Stored dataset items
>> start

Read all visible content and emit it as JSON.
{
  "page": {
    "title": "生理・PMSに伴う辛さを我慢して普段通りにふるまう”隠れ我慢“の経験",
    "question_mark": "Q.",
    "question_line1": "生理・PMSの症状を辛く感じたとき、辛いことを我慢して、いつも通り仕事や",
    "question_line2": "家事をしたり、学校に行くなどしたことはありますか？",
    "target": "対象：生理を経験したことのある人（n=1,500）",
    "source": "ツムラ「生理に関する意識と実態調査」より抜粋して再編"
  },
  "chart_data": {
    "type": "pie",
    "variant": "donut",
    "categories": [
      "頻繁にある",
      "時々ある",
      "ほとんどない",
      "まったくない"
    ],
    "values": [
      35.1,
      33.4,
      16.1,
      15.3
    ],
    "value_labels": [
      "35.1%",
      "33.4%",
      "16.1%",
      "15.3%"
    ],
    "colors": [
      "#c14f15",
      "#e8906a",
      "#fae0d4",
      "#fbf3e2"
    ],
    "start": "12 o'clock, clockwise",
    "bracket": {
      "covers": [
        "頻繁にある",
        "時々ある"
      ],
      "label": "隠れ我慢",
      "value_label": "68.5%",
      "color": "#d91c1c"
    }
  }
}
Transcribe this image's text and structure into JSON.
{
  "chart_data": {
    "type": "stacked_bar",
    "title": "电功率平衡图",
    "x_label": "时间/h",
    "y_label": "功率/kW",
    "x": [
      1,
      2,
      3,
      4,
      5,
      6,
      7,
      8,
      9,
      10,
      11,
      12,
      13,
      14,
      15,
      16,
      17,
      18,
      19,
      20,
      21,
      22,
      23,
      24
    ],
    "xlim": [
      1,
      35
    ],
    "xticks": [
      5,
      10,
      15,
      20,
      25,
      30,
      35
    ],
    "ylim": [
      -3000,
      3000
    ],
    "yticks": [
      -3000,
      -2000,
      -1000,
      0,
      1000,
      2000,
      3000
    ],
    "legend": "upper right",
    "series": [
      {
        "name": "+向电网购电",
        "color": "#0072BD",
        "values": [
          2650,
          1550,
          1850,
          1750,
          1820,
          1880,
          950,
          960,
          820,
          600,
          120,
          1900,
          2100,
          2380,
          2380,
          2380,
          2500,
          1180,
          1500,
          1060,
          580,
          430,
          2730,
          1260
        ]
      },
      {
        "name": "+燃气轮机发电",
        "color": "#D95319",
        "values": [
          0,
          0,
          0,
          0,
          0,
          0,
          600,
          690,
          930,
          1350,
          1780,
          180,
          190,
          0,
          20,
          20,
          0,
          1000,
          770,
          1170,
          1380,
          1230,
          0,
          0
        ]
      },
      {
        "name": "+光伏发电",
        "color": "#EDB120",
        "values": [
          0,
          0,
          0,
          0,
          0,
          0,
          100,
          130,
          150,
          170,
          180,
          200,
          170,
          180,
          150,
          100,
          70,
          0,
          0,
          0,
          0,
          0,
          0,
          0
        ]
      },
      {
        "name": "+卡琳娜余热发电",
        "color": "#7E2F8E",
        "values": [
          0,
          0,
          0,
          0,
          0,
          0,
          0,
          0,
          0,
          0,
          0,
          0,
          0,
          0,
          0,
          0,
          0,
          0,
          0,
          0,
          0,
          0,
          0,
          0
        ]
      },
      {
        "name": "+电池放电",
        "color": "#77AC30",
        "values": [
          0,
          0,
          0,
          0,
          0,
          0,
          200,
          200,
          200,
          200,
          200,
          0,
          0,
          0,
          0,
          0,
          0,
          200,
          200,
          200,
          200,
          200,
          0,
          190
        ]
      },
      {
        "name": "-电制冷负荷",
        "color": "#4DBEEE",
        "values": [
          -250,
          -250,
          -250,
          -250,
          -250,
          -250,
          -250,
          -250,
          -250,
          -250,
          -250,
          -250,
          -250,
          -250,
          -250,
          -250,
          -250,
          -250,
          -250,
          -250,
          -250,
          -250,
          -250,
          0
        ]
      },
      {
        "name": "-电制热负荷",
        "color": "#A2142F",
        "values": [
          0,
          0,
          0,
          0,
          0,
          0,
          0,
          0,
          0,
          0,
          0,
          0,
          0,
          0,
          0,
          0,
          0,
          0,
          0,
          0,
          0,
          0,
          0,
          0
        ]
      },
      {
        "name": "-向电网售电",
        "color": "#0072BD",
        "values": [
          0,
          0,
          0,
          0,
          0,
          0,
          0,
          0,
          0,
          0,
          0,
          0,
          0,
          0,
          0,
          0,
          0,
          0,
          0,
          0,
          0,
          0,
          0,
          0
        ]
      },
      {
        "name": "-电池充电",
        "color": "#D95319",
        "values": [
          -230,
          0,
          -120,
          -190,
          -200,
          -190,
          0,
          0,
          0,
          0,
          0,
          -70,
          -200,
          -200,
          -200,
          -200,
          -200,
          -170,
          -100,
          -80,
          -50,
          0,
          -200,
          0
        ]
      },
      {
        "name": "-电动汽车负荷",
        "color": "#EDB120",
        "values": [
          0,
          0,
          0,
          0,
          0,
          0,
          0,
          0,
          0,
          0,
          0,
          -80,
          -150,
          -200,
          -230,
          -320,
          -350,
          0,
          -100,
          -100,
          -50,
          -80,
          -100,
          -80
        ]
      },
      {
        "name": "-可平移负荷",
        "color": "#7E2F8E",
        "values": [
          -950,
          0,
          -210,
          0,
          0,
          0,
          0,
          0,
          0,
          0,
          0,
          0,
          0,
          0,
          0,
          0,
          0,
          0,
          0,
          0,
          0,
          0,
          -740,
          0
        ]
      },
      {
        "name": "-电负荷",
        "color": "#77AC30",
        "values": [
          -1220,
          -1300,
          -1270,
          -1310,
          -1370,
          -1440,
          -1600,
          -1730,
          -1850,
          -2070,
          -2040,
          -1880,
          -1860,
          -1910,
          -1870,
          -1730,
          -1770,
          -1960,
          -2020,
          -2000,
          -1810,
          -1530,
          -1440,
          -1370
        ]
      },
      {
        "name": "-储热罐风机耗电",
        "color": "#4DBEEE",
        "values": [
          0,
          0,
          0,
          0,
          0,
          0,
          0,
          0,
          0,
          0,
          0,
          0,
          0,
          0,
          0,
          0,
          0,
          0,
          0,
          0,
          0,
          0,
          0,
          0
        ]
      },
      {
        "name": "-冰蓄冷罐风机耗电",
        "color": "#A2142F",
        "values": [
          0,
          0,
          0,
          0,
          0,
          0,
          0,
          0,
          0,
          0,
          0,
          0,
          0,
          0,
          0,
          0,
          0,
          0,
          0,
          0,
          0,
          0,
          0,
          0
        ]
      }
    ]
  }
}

>> end

Check each line above for the word "title", and copy the lines where it appears.

    "title": "生理・PMSに伴う辛さを我慢して普段通りにふるまう”隠れ我慢“の経験",
    "title": "电功率平衡图",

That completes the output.